* Given task
Reproduce every record below exactly as written, leaving out any pictures.

>>

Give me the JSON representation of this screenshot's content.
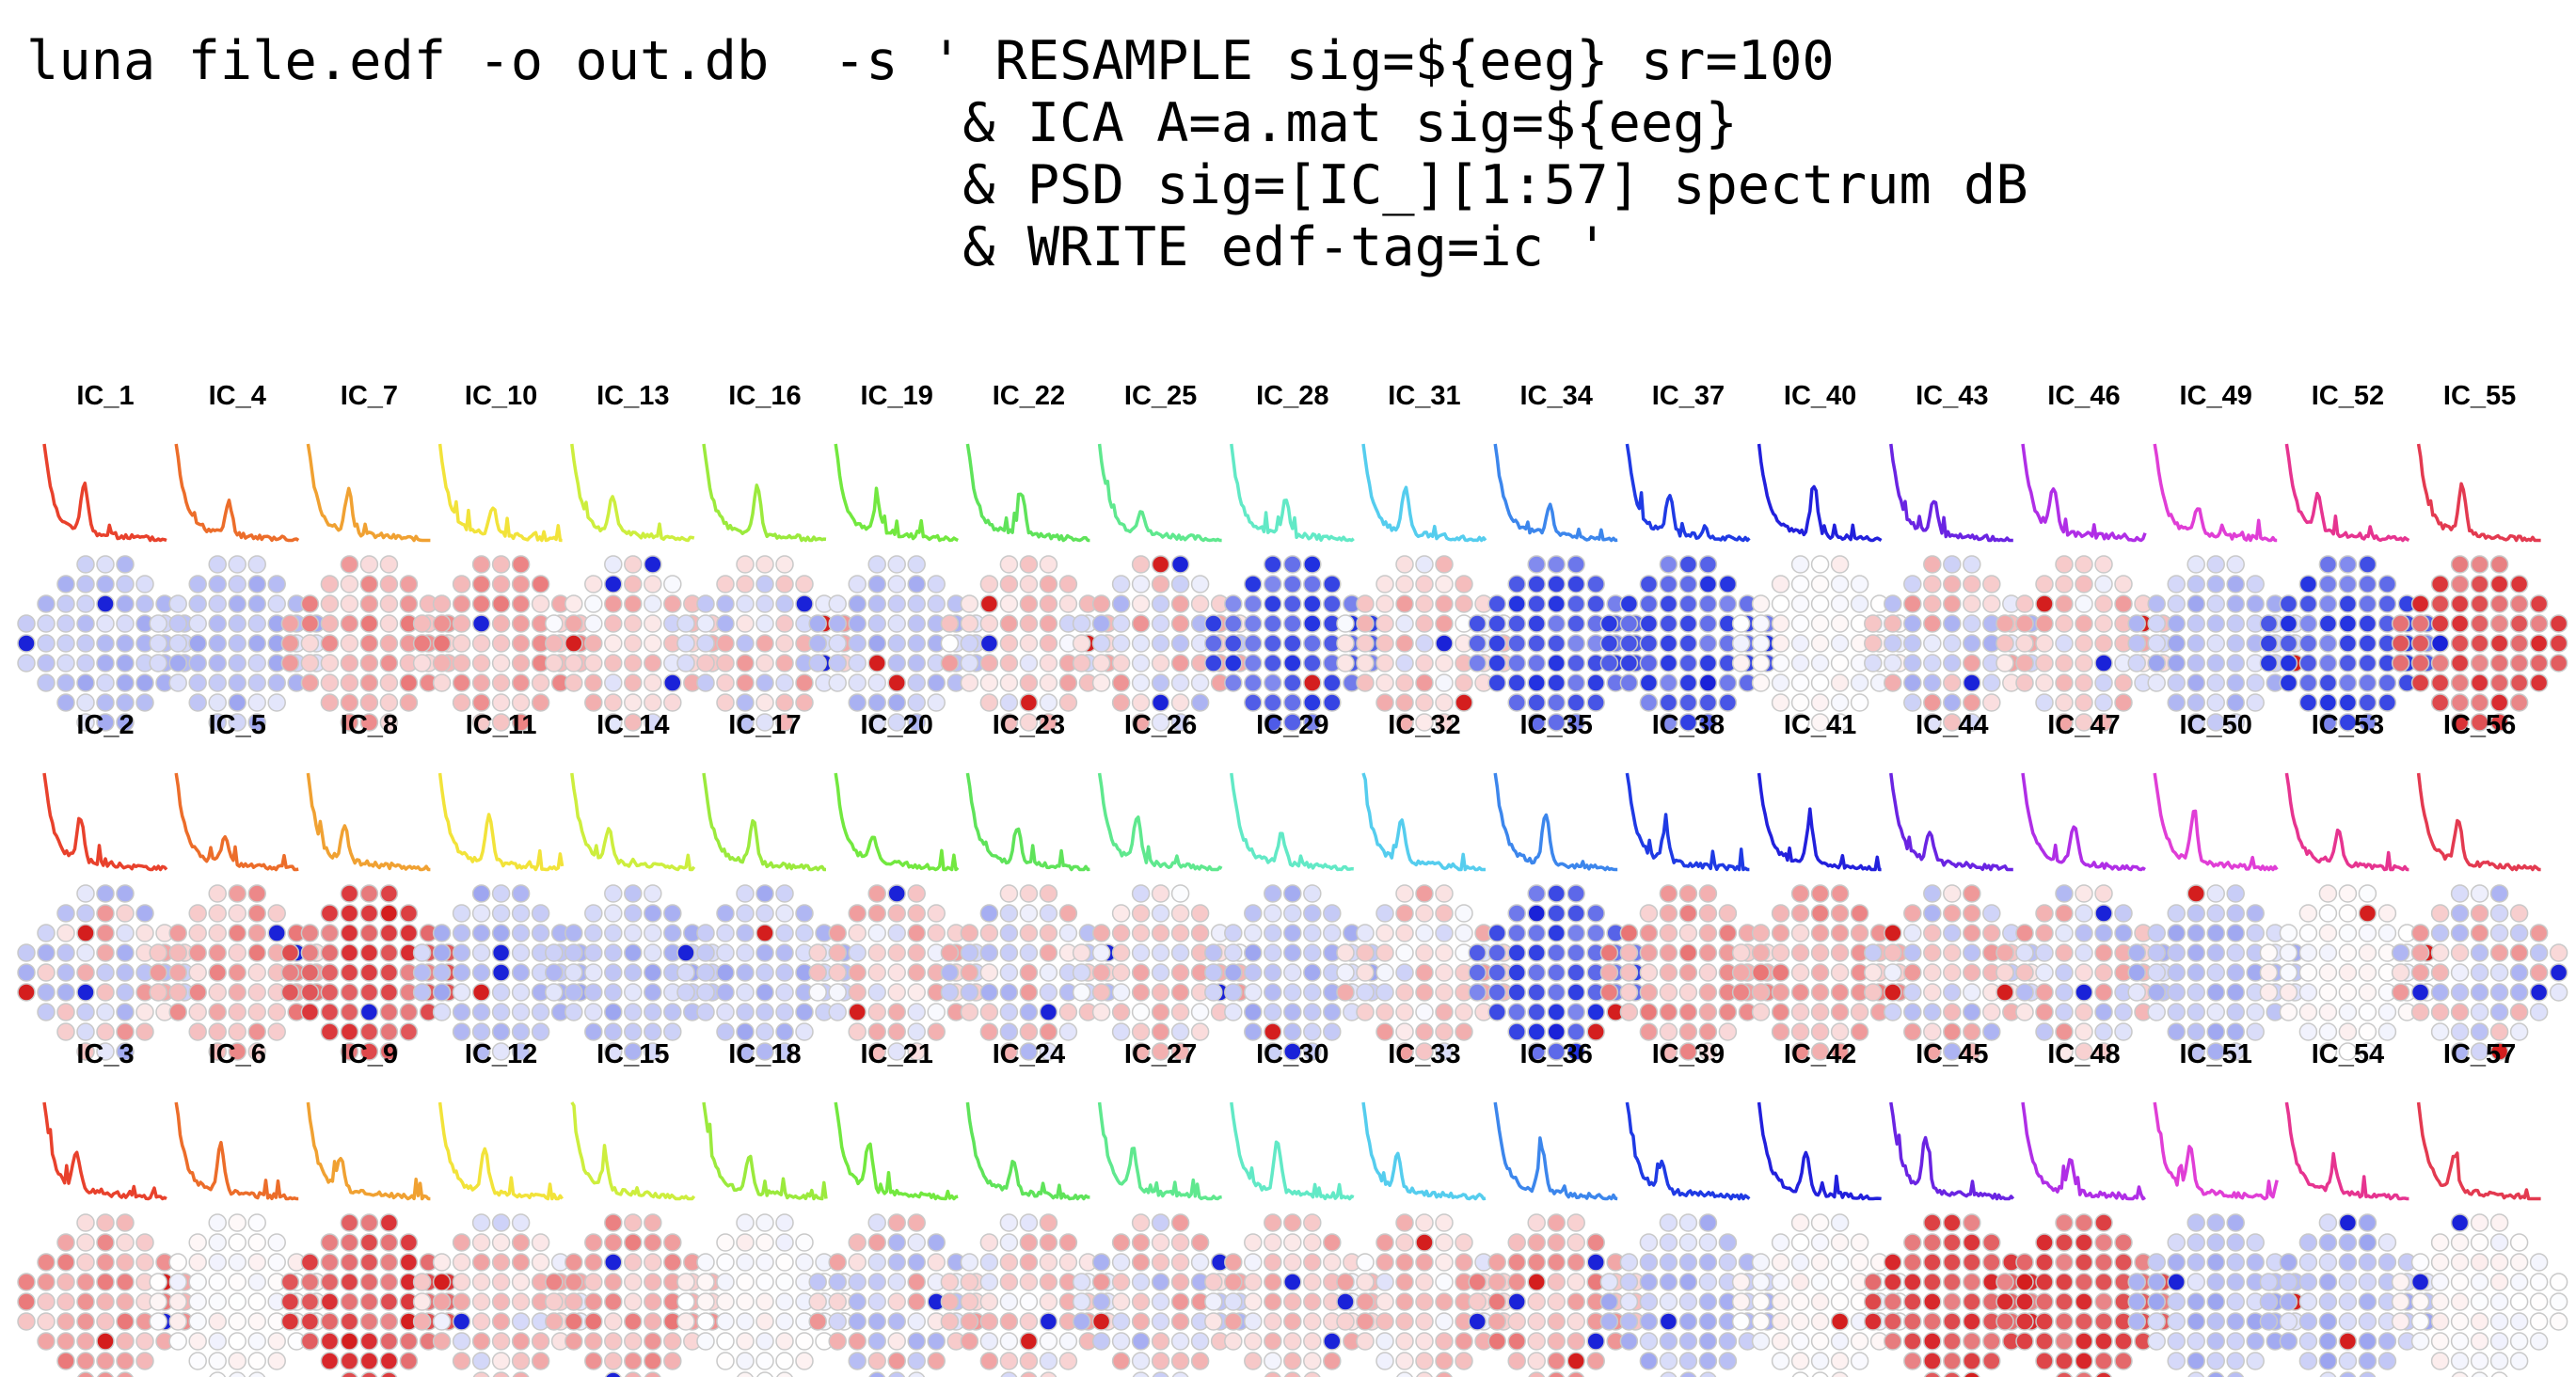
{
  "command": {
    "lines": [
      "luna file.edf -o out.db  -s ' RESAMPLE sig=${eeg} sr=100",
      "                             & ICA A=a.mat sig=${eeg}",
      "                             & PSD sig=[IC_][1:57] spectrum dB",
      "                             & WRITE edf-tag=ic '"
    ]
  },
  "components": {
    "rows": [
      [
        "IC_1",
        "IC_4",
        "IC_7",
        "IC_10",
        "IC_13",
        "IC_16",
        "IC_19",
        "IC_22",
        "IC_25",
        "IC_28",
        "IC_31",
        "IC_34",
        "IC_37",
        "IC_40",
        "IC_43",
        "IC_46",
        "IC_49",
        "IC_52",
        "IC_55"
      ],
      [
        "IC_2",
        "IC_5",
        "IC_8",
        "IC_11",
        "IC_14",
        "IC_17",
        "IC_20",
        "IC_23",
        "IC_26",
        "IC_29",
        "IC_32",
        "IC_35",
        "IC_38",
        "IC_41",
        "IC_44",
        "IC_47",
        "IC_50",
        "IC_53",
        "IC_56"
      ],
      [
        "IC_3",
        "IC_6",
        "IC_9",
        "IC_12",
        "IC_15",
        "IC_18",
        "IC_21",
        "IC_24",
        "IC_27",
        "IC_30",
        "IC_33",
        "IC_36",
        "IC_39",
        "IC_42",
        "IC_45",
        "IC_48",
        "IC_51",
        "IC_54",
        "IC_57"
      ]
    ],
    "column_colors": [
      "#e8412c",
      "#ec6d2a",
      "#f0a132",
      "#f2e33a",
      "#cdee3e",
      "#9bea3d",
      "#72e83f",
      "#5fe35a",
      "#5fe88e",
      "#62e9c6",
      "#55cdee",
      "#3c86ec",
      "#1f3ae4",
      "#2220dc",
      "#6a24e2",
      "#b02ee6",
      "#e03ed6",
      "#e63490",
      "#e33a50"
    ],
    "topo_patterns": {
      "IC_1": "mostly-blue",
      "IC_4": "mostly-blue",
      "IC_7": "mostly-red",
      "IC_10": "mostly-red",
      "IC_13": "mixed-red",
      "IC_16": "mixed",
      "IC_19": "mostly-blue",
      "IC_22": "mixed-red",
      "IC_25": "mixed",
      "IC_28": "strong-blue",
      "IC_31": "mixed-red",
      "IC_34": "strong-blue",
      "IC_37": "strong-blue",
      "IC_40": "faint",
      "IC_43": "mixed",
      "IC_46": "mixed-red",
      "IC_49": "mostly-blue",
      "IC_52": "strong-blue",
      "IC_55": "strong-red",
      "IC_2": "mixed",
      "IC_5": "mostly-red",
      "IC_8": "strong-red",
      "IC_11": "mostly-blue",
      "IC_14": "mostly-blue",
      "IC_17": "mostly-blue",
      "IC_20": "mixed-red",
      "IC_23": "mixed",
      "IC_26": "mixed-red",
      "IC_29": "mostly-blue",
      "IC_32": "mixed-red",
      "IC_35": "strong-blue",
      "IC_38": "mostly-red",
      "IC_41": "mostly-red",
      "IC_44": "mixed",
      "IC_47": "mixed",
      "IC_50": "mostly-blue",
      "IC_53": "faint",
      "IC_56": "mixed",
      "IC_3": "mostly-red",
      "IC_6": "faint",
      "IC_9": "strong-red",
      "IC_12": "mixed-red",
      "IC_15": "mostly-red",
      "IC_18": "faint",
      "IC_21": "mixed",
      "IC_24": "mixed-red",
      "IC_27": "mixed",
      "IC_30": "mixed-red",
      "IC_33": "mixed-red",
      "IC_36": "mostly-red",
      "IC_39": "mostly-blue",
      "IC_42": "faint",
      "IC_45": "strong-red",
      "IC_48": "strong-red",
      "IC_51": "mostly-blue",
      "IC_54": "mostly-blue",
      "IC_57": "faint"
    }
  }
}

<<

* Answer for the task
Give me the JSON representation of this screenshot's content.
{
  "command": {
    "lines": [
      "luna file.edf -o out.db  -s ' RESAMPLE sig=${eeg} sr=100",
      "                             & ICA A=a.mat sig=${eeg}",
      "                             & PSD sig=[IC_][1:57] spectrum dB",
      "                             & WRITE edf-tag=ic '"
    ]
  },
  "components": {
    "rows": [
      [
        "IC_1",
        "IC_4",
        "IC_7",
        "IC_10",
        "IC_13",
        "IC_16",
        "IC_19",
        "IC_22",
        "IC_25",
        "IC_28",
        "IC_31",
        "IC_34",
        "IC_37",
        "IC_40",
        "IC_43",
        "IC_46",
        "IC_49",
        "IC_52",
        "IC_55"
      ],
      [
        "IC_2",
        "IC_5",
        "IC_8",
        "IC_11",
        "IC_14",
        "IC_17",
        "IC_20",
        "IC_23",
        "IC_26",
        "IC_29",
        "IC_32",
        "IC_35",
        "IC_38",
        "IC_41",
        "IC_44",
        "IC_47",
        "IC_50",
        "IC_53",
        "IC_56"
      ],
      [
        "IC_3",
        "IC_6",
        "IC_9",
        "IC_12",
        "IC_15",
        "IC_18",
        "IC_21",
        "IC_24",
        "IC_27",
        "IC_30",
        "IC_33",
        "IC_36",
        "IC_39",
        "IC_42",
        "IC_45",
        "IC_48",
        "IC_51",
        "IC_54",
        "IC_57"
      ]
    ],
    "column_colors": [
      "#e8412c",
      "#ec6d2a",
      "#f0a132",
      "#f2e33a",
      "#cdee3e",
      "#9bea3d",
      "#72e83f",
      "#5fe35a",
      "#5fe88e",
      "#62e9c6",
      "#55cdee",
      "#3c86ec",
      "#1f3ae4",
      "#2220dc",
      "#6a24e2",
      "#b02ee6",
      "#e03ed6",
      "#e63490",
      "#e33a50"
    ],
    "topo_patterns": {
      "IC_1": "mostly-blue",
      "IC_4": "mostly-blue",
      "IC_7": "mostly-red",
      "IC_10": "mostly-red",
      "IC_13": "mixed-red",
      "IC_16": "mixed",
      "IC_19": "mostly-blue",
      "IC_22": "mixed-red",
      "IC_25": "mixed",
      "IC_28": "strong-blue",
      "IC_31": "mixed-red",
      "IC_34": "strong-blue",
      "IC_37": "strong-blue",
      "IC_40": "faint",
      "IC_43": "mixed",
      "IC_46": "mixed-red",
      "IC_49": "mostly-blue",
      "IC_52": "strong-blue",
      "IC_55": "strong-red",
      "IC_2": "mixed",
      "IC_5": "mostly-red",
      "IC_8": "strong-red",
      "IC_11": "mostly-blue",
      "IC_14": "mostly-blue",
      "IC_17": "mostly-blue",
      "IC_20": "mixed-red",
      "IC_23": "mixed",
      "IC_26": "mixed-red",
      "IC_29": "mostly-blue",
      "IC_32": "mixed-red",
      "IC_35": "strong-blue",
      "IC_38": "mostly-red",
      "IC_41": "mostly-red",
      "IC_44": "mixed",
      "IC_47": "mixed",
      "IC_50": "mostly-blue",
      "IC_53": "faint",
      "IC_56": "mixed",
      "IC_3": "mostly-red",
      "IC_6": "faint",
      "IC_9": "strong-red",
      "IC_12": "mixed-red",
      "IC_15": "mostly-red",
      "IC_18": "faint",
      "IC_21": "mixed",
      "IC_24": "mixed-red",
      "IC_27": "mixed",
      "IC_30": "mixed-red",
      "IC_33": "mixed-red",
      "IC_36": "mostly-red",
      "IC_39": "mostly-blue",
      "IC_42": "faint",
      "IC_45": "strong-red",
      "IC_48": "strong-red",
      "IC_51": "mostly-blue",
      "IC_54": "mostly-blue",
      "IC_57": "faint"
    }
  }
}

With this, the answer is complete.